[Excerpted data start]
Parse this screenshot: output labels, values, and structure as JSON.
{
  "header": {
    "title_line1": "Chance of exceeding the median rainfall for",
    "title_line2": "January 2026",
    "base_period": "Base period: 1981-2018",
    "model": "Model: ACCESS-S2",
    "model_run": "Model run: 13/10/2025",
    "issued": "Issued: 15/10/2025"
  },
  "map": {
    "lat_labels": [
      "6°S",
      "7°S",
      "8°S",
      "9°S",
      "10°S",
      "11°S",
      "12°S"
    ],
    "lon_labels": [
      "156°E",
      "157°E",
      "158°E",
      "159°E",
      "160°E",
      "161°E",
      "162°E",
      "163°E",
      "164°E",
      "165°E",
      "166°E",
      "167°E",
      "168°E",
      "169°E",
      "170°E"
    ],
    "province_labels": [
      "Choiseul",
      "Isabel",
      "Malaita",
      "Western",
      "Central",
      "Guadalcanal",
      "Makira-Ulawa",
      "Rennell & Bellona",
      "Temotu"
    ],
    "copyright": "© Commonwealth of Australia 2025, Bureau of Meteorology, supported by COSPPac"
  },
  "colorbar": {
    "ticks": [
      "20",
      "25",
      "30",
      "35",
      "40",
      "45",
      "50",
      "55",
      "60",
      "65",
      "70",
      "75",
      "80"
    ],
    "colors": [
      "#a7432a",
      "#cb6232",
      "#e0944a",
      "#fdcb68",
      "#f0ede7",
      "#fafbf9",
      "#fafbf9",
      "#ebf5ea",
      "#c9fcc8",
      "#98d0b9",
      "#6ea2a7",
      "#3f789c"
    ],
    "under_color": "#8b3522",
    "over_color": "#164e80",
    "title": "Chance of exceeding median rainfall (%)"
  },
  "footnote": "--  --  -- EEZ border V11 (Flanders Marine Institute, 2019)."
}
[Excerpted data end]
Goal of the exercise: Type out the whole listing above again, exactly as it stands.

The result:
Parse this screenshot: output labels, values, and structure as JSON.
{
  "header": {
    "title_line1": "Chance of exceeding the median rainfall for",
    "title_line2": "January 2026",
    "base_period": "Base period: 1981-2018",
    "model": "Model: ACCESS-S2",
    "model_run": "Model run: 13/10/2025",
    "issued": "Issued: 15/10/2025"
  },
  "map": {
    "lat_labels": [
      "6°S",
      "7°S",
      "8°S",
      "9°S",
      "10°S",
      "11°S",
      "12°S"
    ],
    "lon_labels": [
      "156°E",
      "157°E",
      "158°E",
      "159°E",
      "160°E",
      "161°E",
      "162°E",
      "163°E",
      "164°E",
      "165°E",
      "166°E",
      "167°E",
      "168°E",
      "169°E",
      "170°E"
    ],
    "province_labels": [
      "Choiseul",
      "Isabel",
      "Malaita",
      "Western",
      "Central",
      "Guadalcanal",
      "Makira-Ulawa",
      "Rennell & Bellona",
      "Temotu"
    ],
    "copyright": "© Commonwealth of Australia 2025, Bureau of Meteorology, supported by COSPPac"
  },
  "colorbar": {
    "ticks": [
      "20",
      "25",
      "30",
      "35",
      "40",
      "45",
      "50",
      "55",
      "60",
      "65",
      "70",
      "75",
      "80"
    ],
    "colors": [
      "#a7432a",
      "#cb6232",
      "#e0944a",
      "#fdcb68",
      "#f0ede7",
      "#fafbf9",
      "#fafbf9",
      "#ebf5ea",
      "#c9fcc8",
      "#98d0b9",
      "#6ea2a7",
      "#3f789c"
    ],
    "under_color": "#8b3522",
    "over_color": "#164e80",
    "title": "Chance of exceeding median rainfall (%)"
  },
  "footnote": "--  --  -- EEZ border V11 (Flanders Marine Institute, 2019)."
}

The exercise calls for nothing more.